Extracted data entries
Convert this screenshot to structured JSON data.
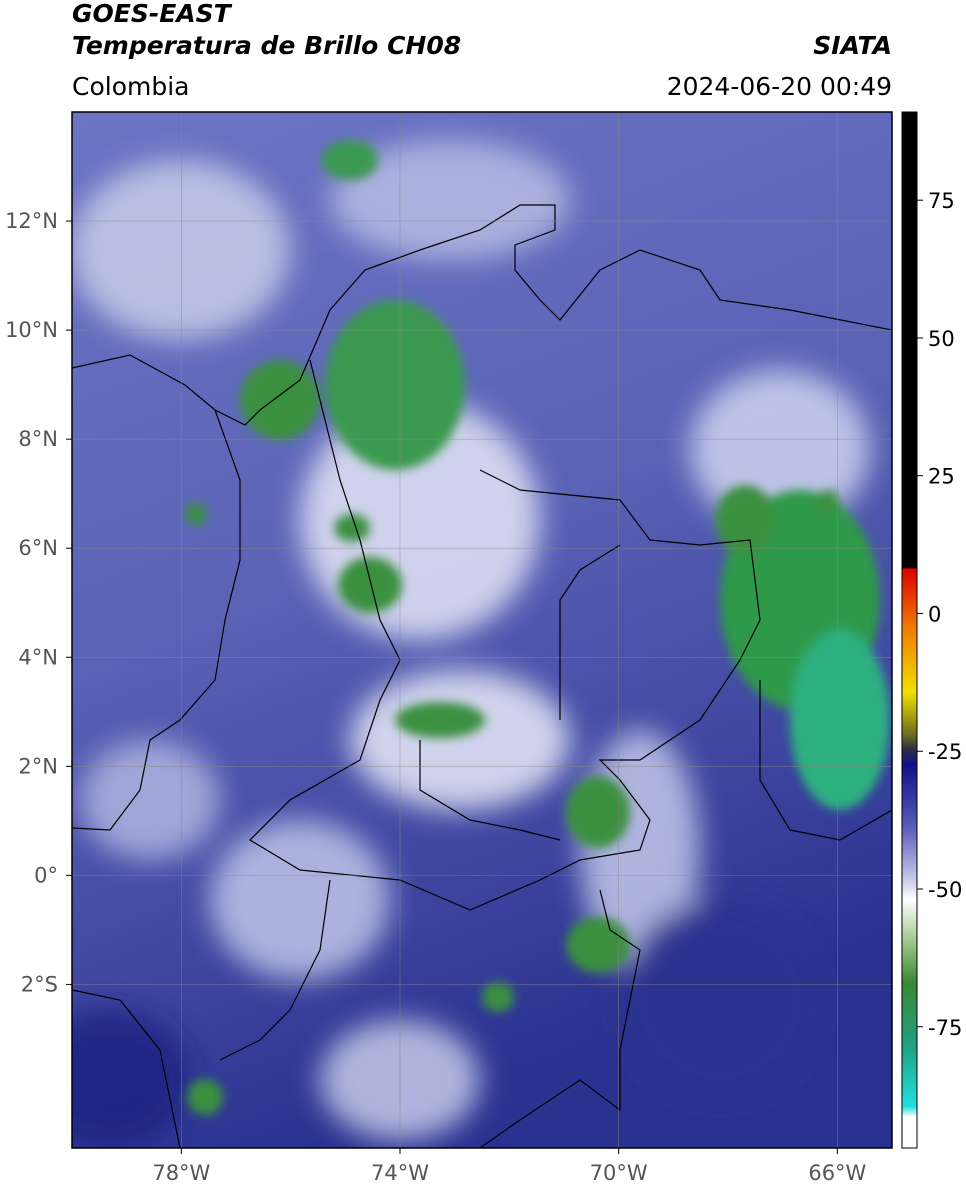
{
  "header": {
    "title": "GOES-EAST",
    "subtitle": "Temperatura de Brillo CH08",
    "region": "Colombia",
    "source": "SIATA",
    "timestamp": "2024-06-20 00:49"
  },
  "map": {
    "xlim": [
      -80,
      -65
    ],
    "ylim": [
      -5,
      14
    ],
    "grid": true,
    "xticks": [
      {
        "value": -78,
        "label": "78°W"
      },
      {
        "value": -74,
        "label": "74°W"
      },
      {
        "value": -70,
        "label": "70°W"
      },
      {
        "value": -66,
        "label": "66°W"
      }
    ],
    "yticks": [
      {
        "value": 12,
        "label": "12°N"
      },
      {
        "value": 10,
        "label": "10°N"
      },
      {
        "value": 8,
        "label": "8°N"
      },
      {
        "value": 6,
        "label": "6°N"
      },
      {
        "value": 4,
        "label": "4°N"
      },
      {
        "value": 2,
        "label": "2°N"
      },
      {
        "value": 0,
        "label": "0°"
      },
      {
        "value": -2,
        "label": "2°S"
      }
    ]
  },
  "colorbar": {
    "lim": [
      -97,
      91
    ],
    "ticks": [
      75,
      50,
      25,
      0,
      -25,
      -50,
      -75
    ]
  }
}
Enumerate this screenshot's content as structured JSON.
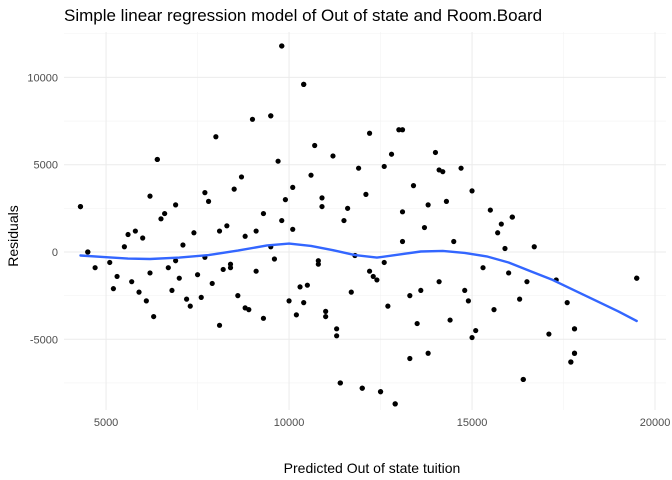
{
  "chart_data": {
    "type": "scatter",
    "title": "Simple linear regression model of Out of state and Room.Board",
    "xlabel": "Predicted Out of state tuition",
    "ylabel": "Residuals",
    "xlim": [
      3850,
      20300
    ],
    "ylim": [
      -9050,
      12600
    ],
    "x_ticks": [
      5000,
      10000,
      15000,
      20000
    ],
    "x_tick_labels": [
      "5000",
      "10000",
      "15000",
      "20000"
    ],
    "y_ticks": [
      -5000,
      0,
      5000,
      10000
    ],
    "y_tick_labels": [
      "-5000",
      "0",
      "5000",
      "10000"
    ],
    "grid": true,
    "legend": "none",
    "point_color": "#000000",
    "smooth_color": "#3366ff",
    "smooth_line": {
      "x": [
        4300,
        5000,
        5600,
        6200,
        7000,
        7800,
        8600,
        9400,
        10000,
        10600,
        11200,
        11800,
        12400,
        13000,
        13600,
        14200,
        14800,
        15400,
        16000,
        16600,
        17200,
        17800,
        18400,
        19000,
        19500
      ],
      "y": [
        -200,
        -300,
        -380,
        -400,
        -320,
        -180,
        80,
        380,
        480,
        350,
        100,
        -180,
        -320,
        -150,
        30,
        60,
        -50,
        -250,
        -600,
        -1100,
        -1600,
        -2200,
        -2800,
        -3400,
        -3950
      ]
    },
    "highlighted_points": {
      "x": [
        4300,
        4500,
        6400,
        9500,
        9800,
        10400,
        11400,
        12000,
        12500,
        12900,
        13100,
        16100,
        16400,
        17700,
        17800,
        17800,
        19500
      ],
      "y": [
        2600,
        0,
        5300,
        7800,
        11800,
        9600,
        -7500,
        -7800,
        -8000,
        -8700,
        7000,
        2000,
        -7300,
        -6300,
        -5800,
        -4400,
        -1500
      ]
    },
    "points": {
      "x": [
        4300,
        4500,
        4700,
        5100,
        5300,
        5500,
        5700,
        5800,
        5900,
        6000,
        6100,
        6200,
        6300,
        6400,
        6500,
        6700,
        6800,
        6900,
        7000,
        7100,
        7300,
        7400,
        7600,
        7700,
        7800,
        7900,
        8000,
        8100,
        8300,
        8400,
        8500,
        8600,
        8800,
        8900,
        9000,
        9100,
        9300,
        9500,
        9600,
        9800,
        9900,
        10000,
        10100,
        10200,
        10400,
        10500,
        10600,
        10800,
        10900,
        11000,
        11200,
        11300,
        11400,
        11500,
        11700,
        11800,
        12000,
        12100,
        12300,
        12500,
        12600,
        12700,
        12900,
        13000,
        13100,
        13300,
        13400,
        13500,
        13700,
        13800,
        14000,
        14100,
        14300,
        14400,
        14500,
        14700,
        14800,
        15000,
        15100,
        15300,
        15500,
        15600,
        15800,
        16000,
        16100,
        16300,
        16400,
        16700,
        17100,
        17300,
        17600,
        17700,
        17800,
        17800,
        19500,
        5200,
        5600,
        6200,
        6600,
        7200,
        7700,
        8200,
        8700,
        9300,
        9700,
        10300,
        10700,
        11300,
        11900,
        12400,
        12800,
        13600,
        14200,
        14900,
        15700,
        16500,
        6900,
        7500,
        8100,
        8800,
        9500,
        10100,
        10800,
        11600,
        12200,
        13300,
        14100,
        15000,
        15900,
        9800,
        10400,
        8400,
        11000,
        12200,
        13100,
        9100,
        10900,
        12600,
        13800
      ],
      "y": [
        2600,
        0,
        -900,
        -600,
        -1400,
        300,
        -1700,
        1200,
        -2300,
        800,
        -2800,
        3200,
        -3700,
        5300,
        1900,
        -900,
        -2200,
        2700,
        -1500,
        400,
        -3100,
        1100,
        -2600,
        -300,
        2900,
        -1800,
        6600,
        -4200,
        1500,
        -700,
        3600,
        -2500,
        900,
        -3300,
        7600,
        -1100,
        2200,
        7800,
        -400,
        11800,
        3000,
        -2800,
        1300,
        -3600,
        9600,
        -1900,
        4400,
        -500,
        2600,
        -3400,
        5500,
        -4800,
        -7500,
        1800,
        -2300,
        -200,
        -7800,
        3300,
        -1400,
        -8000,
        4900,
        -3100,
        -8700,
        7000,
        600,
        -2500,
        3800,
        -4100,
        1400,
        -5800,
        5700,
        -1700,
        2900,
        -3900,
        600,
        4800,
        -2200,
        3500,
        -4500,
        -900,
        2400,
        -3300,
        1600,
        -1200,
        2000,
        -2700,
        -7300,
        300,
        -4700,
        -1600,
        -2900,
        -6300,
        -5800,
        -4400,
        -1500,
        -2100,
        1000,
        -1200,
        2200,
        -2700,
        3400,
        -1000,
        4300,
        -3800,
        5200,
        -2000,
        6100,
        -4400,
        4800,
        -1600,
        5600,
        -2200,
        4600,
        -2800,
        1100,
        -1700,
        -500,
        -1300,
        1200,
        -3200,
        300,
        3700,
        -700,
        2500,
        -1100,
        -6100,
        4700,
        -4900,
        200,
        1800,
        -2900,
        -900,
        -3700,
        6800,
        2300,
        1200,
        3100,
        -600,
        2700
      ]
    }
  }
}
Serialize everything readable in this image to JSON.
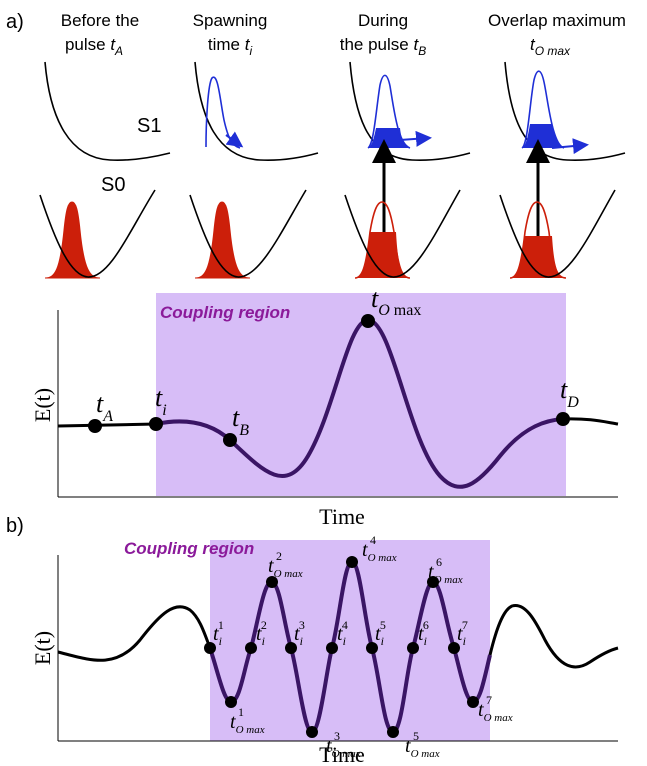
{
  "panel_a": {
    "label": "a)",
    "columns": [
      {
        "title_line1": "Before the",
        "title_line2": "pulse ",
        "sym": "t",
        "sub": "A"
      },
      {
        "title_line1": "Spawning",
        "title_line2": "time  ",
        "sym": "t",
        "sub": "i"
      },
      {
        "title_line1": "During",
        "title_line2": "the pulse ",
        "sym": "t",
        "sub": "B"
      },
      {
        "title_line1": "Overlap maximum",
        "title_line2": "",
        "sym": "t",
        "sub": "O max"
      }
    ],
    "state_upper": "S1",
    "state_lower": "S0",
    "pulse_plot": {
      "region_label": "Coupling region",
      "y_label": "E(t)",
      "x_label": "Time",
      "points": [
        {
          "sym": "t",
          "sub": "A"
        },
        {
          "sym": "t",
          "sub": "i"
        },
        {
          "sym": "t",
          "sub": "B"
        },
        {
          "sym": "t",
          "sub": "O",
          "tail": " max"
        },
        {
          "sym": "t",
          "sub": "D"
        }
      ]
    }
  },
  "panel_b": {
    "label": "b)",
    "region_label": "Coupling region",
    "y_label": "E(t)",
    "x_label": "Time",
    "crossings": [
      {
        "sym": "t",
        "sub": "i",
        "sup": "1"
      },
      {
        "sym": "t",
        "sub": "i",
        "sup": "2"
      },
      {
        "sym": "t",
        "sub": "i",
        "sup": "3"
      },
      {
        "sym": "t",
        "sub": "i",
        "sup": "4"
      },
      {
        "sym": "t",
        "sub": "i",
        "sup": "5"
      },
      {
        "sym": "t",
        "sub": "i",
        "sup": "6"
      },
      {
        "sym": "t",
        "sub": "i",
        "sup": "7"
      }
    ],
    "extrema": [
      {
        "sym": "t",
        "sub": "O max",
        "sup": "1"
      },
      {
        "sym": "t",
        "sub": "O max",
        "sup": "2"
      },
      {
        "sym": "t",
        "sub": "O max",
        "sup": "3"
      },
      {
        "sym": "t",
        "sub": "O max",
        "sup": "4"
      },
      {
        "sym": "t",
        "sub": "O max",
        "sup": "5"
      },
      {
        "sym": "t",
        "sub": "O max",
        "sup": "6"
      },
      {
        "sym": "t",
        "sub": "O max",
        "sup": "7"
      }
    ]
  },
  "colors": {
    "region_fill": "#d7bdf7",
    "pulse_line": "#3a1565",
    "ground_packet": "#cc1f0a",
    "excited_packet": "#1f2fd6",
    "region_label": "#8b1a9a"
  }
}
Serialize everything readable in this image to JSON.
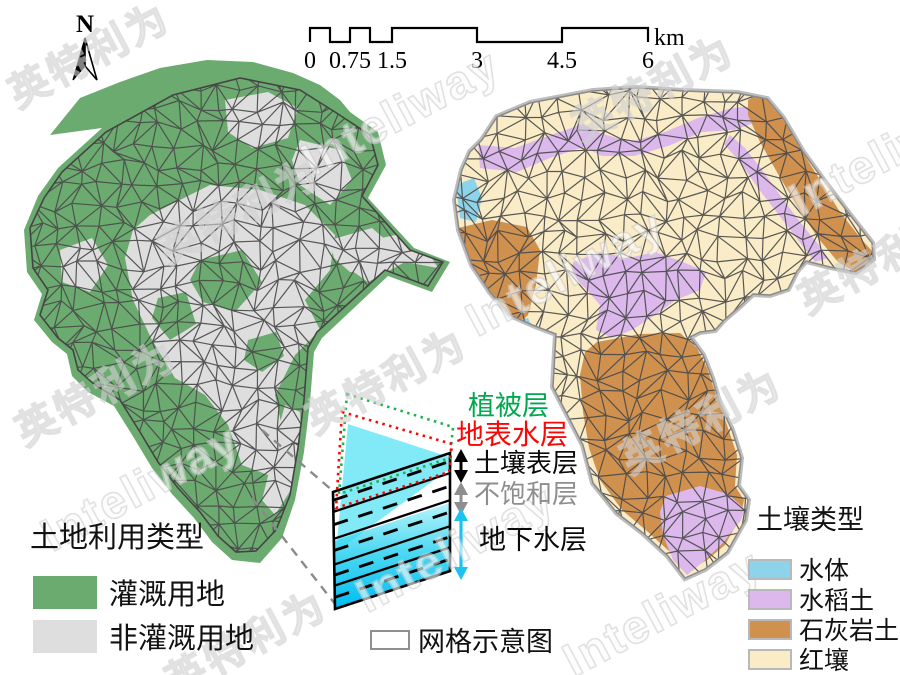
{
  "north": {
    "label": "N"
  },
  "scalebar": {
    "ticks": [
      "0",
      "0.75",
      "1.5",
      "3",
      "4.5",
      "6"
    ],
    "unit": "km"
  },
  "watermark": {
    "latin": "Inteliway",
    "cjk": "英特利为"
  },
  "left_map": {
    "title": "土地利用类型",
    "legend": [
      {
        "label": "灌溉用地",
        "color": "#6cab70"
      },
      {
        "label": "非灌溉用地",
        "color": "#dedede"
      }
    ]
  },
  "right_map": {
    "title": "土壤类型",
    "legend": [
      {
        "label": "水体",
        "color": "#8dd3ea"
      },
      {
        "label": "水稻土",
        "color": "#dcb8ed"
      },
      {
        "label": "石灰岩土",
        "color": "#d0914f"
      },
      {
        "label": "红壤",
        "color": "#faecc6"
      }
    ]
  },
  "schematic": {
    "layers": [
      {
        "label": "植被层",
        "color": "#00a94f"
      },
      {
        "label": "地表水层",
        "color": "#fe0505"
      },
      {
        "label": "土壤表层",
        "color": "#0a0a0a"
      },
      {
        "label": "不饱和层",
        "color": "#8e8e8e"
      },
      {
        "label": "地下水层",
        "color": "#0a0a0a"
      }
    ],
    "caption": "网格示意图"
  },
  "colors": {
    "mesh_line": "#4a4a4a",
    "left_outline": "#444444",
    "right_outline": "#8a8a8a",
    "water_arrow": "#1cc3f2",
    "water_sheet": "#35dcf0",
    "groundwater_top": "#b8f4fa",
    "groundwater_bottom": "#00bdf2"
  }
}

- WHAT TO PRODUCE: Read the data above and count the lines that include "structured". Answer only with the count.

- RESULT OF THE TASK: 2